Exercise — Keep only those lines of the records that include the string "from".
>> begin The data
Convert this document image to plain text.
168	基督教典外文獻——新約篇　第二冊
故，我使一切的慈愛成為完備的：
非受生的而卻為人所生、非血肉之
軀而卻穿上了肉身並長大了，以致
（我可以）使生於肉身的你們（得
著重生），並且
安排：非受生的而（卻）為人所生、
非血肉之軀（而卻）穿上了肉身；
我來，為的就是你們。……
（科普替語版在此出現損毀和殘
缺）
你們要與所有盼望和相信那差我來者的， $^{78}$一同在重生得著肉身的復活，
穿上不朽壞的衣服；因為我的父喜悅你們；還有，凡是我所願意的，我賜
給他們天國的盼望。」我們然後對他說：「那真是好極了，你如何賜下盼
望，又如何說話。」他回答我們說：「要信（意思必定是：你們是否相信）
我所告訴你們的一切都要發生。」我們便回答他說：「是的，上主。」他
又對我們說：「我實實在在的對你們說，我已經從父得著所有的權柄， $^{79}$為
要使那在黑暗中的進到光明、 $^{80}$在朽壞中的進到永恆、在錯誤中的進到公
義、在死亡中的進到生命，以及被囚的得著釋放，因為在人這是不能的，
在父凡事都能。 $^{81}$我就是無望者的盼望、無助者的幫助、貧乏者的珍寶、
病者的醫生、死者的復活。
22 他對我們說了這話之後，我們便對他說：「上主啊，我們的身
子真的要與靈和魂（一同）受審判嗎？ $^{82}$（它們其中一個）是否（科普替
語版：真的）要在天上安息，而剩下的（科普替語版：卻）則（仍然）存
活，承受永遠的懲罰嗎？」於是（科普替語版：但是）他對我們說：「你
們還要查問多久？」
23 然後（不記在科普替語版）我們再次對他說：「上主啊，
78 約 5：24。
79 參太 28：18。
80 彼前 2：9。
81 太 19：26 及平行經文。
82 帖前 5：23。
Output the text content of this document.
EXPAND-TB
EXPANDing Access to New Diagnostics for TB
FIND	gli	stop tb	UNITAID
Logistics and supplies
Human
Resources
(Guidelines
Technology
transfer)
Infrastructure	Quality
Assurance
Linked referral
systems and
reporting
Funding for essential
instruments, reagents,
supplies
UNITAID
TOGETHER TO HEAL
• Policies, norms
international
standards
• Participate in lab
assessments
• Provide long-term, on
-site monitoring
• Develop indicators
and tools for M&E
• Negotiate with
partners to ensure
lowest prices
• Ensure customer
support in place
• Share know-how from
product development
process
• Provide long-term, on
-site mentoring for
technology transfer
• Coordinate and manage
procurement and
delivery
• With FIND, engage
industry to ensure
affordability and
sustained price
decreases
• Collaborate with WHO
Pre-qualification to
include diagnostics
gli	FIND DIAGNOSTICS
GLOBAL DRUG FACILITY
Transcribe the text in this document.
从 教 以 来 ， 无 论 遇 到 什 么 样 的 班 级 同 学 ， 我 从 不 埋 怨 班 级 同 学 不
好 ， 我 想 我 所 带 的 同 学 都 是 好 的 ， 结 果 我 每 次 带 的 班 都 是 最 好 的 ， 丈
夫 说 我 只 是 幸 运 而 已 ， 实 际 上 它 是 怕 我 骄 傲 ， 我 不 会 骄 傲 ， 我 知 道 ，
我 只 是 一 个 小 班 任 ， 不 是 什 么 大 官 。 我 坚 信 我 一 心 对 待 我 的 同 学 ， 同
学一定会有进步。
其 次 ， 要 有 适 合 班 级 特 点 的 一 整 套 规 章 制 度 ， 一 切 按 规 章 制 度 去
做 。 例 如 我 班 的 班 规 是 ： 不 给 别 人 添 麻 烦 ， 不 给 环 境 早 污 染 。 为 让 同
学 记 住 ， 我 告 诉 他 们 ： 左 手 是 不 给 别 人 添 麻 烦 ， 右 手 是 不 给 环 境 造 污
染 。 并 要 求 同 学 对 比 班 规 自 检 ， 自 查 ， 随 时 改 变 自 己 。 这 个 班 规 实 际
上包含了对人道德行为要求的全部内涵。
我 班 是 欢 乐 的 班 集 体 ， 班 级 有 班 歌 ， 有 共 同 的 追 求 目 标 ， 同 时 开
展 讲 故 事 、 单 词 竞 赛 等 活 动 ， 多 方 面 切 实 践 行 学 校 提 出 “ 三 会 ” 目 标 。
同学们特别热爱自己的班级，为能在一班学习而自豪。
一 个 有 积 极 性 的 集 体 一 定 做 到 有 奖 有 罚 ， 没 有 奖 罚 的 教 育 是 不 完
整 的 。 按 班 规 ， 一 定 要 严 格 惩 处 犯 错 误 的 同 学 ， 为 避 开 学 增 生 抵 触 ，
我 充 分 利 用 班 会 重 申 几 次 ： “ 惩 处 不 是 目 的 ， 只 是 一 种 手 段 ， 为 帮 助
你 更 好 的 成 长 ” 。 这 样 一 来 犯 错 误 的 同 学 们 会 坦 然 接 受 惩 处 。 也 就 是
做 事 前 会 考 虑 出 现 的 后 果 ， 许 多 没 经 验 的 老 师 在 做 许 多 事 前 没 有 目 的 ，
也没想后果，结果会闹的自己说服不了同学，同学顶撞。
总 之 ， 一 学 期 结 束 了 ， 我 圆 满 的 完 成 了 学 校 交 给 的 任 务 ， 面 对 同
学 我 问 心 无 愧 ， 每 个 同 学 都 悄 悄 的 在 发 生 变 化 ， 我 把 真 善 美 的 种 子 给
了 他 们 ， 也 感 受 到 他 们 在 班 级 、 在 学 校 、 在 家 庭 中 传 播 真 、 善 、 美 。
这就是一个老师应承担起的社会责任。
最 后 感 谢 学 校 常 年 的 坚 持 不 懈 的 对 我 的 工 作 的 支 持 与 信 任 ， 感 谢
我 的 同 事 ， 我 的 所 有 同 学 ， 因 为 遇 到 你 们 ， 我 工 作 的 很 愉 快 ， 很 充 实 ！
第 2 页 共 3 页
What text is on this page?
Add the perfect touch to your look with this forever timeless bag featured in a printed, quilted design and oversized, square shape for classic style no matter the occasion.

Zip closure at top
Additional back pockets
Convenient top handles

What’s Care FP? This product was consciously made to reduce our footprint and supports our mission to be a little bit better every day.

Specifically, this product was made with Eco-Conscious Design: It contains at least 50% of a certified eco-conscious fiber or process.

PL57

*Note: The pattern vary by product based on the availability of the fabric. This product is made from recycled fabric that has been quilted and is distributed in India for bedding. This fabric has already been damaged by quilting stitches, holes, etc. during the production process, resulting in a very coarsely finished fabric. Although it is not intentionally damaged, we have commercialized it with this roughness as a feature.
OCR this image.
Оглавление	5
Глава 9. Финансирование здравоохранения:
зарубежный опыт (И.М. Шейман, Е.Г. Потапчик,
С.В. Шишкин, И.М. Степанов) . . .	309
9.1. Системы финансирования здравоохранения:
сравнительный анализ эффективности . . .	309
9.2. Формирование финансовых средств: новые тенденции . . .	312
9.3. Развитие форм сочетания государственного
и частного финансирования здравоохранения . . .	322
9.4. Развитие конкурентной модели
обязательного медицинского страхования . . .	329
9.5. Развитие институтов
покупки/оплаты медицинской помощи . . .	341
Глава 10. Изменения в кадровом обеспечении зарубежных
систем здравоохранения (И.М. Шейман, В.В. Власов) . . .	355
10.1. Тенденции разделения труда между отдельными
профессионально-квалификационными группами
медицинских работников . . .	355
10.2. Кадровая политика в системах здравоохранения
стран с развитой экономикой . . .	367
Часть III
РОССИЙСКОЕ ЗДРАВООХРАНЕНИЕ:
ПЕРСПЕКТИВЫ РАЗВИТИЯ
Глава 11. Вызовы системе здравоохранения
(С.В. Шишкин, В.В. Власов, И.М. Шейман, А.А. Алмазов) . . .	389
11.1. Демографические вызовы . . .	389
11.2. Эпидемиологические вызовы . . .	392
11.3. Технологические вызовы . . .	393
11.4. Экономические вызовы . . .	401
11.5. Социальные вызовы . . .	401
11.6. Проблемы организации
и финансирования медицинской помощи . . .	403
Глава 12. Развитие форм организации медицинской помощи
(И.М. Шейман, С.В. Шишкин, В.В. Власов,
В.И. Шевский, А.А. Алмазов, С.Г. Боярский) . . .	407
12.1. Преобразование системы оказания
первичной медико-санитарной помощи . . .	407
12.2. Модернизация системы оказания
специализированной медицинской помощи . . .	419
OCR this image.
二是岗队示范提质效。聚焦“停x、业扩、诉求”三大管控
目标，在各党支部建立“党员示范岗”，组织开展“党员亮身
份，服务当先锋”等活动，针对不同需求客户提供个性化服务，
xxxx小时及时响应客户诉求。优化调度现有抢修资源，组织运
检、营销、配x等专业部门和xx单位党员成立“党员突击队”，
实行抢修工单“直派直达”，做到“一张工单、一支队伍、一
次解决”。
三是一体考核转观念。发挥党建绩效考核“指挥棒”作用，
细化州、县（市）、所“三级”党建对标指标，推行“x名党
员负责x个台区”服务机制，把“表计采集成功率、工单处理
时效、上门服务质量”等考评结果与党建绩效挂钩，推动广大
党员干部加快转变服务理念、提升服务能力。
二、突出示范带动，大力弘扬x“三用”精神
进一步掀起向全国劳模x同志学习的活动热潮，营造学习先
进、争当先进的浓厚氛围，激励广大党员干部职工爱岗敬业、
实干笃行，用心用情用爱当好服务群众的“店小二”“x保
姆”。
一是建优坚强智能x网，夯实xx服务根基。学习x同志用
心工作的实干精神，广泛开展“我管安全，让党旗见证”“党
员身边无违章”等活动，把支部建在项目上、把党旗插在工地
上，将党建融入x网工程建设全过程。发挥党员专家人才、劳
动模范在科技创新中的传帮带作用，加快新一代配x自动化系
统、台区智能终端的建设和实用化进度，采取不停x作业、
>> end The data
Result for this exercise —
• Share know-how from
*Note: The pattern vary by product based on the availability of the fabric. This product is made from recycled fabric that has been quilted and is distributed in India for bedding. This fabric has already been damaged by quilting stitches, holes, etc. during the production process, resulting in a very coarsely finished fabric. Although it is not intentionally damaged, we have commercialized it with this roughness as a feature.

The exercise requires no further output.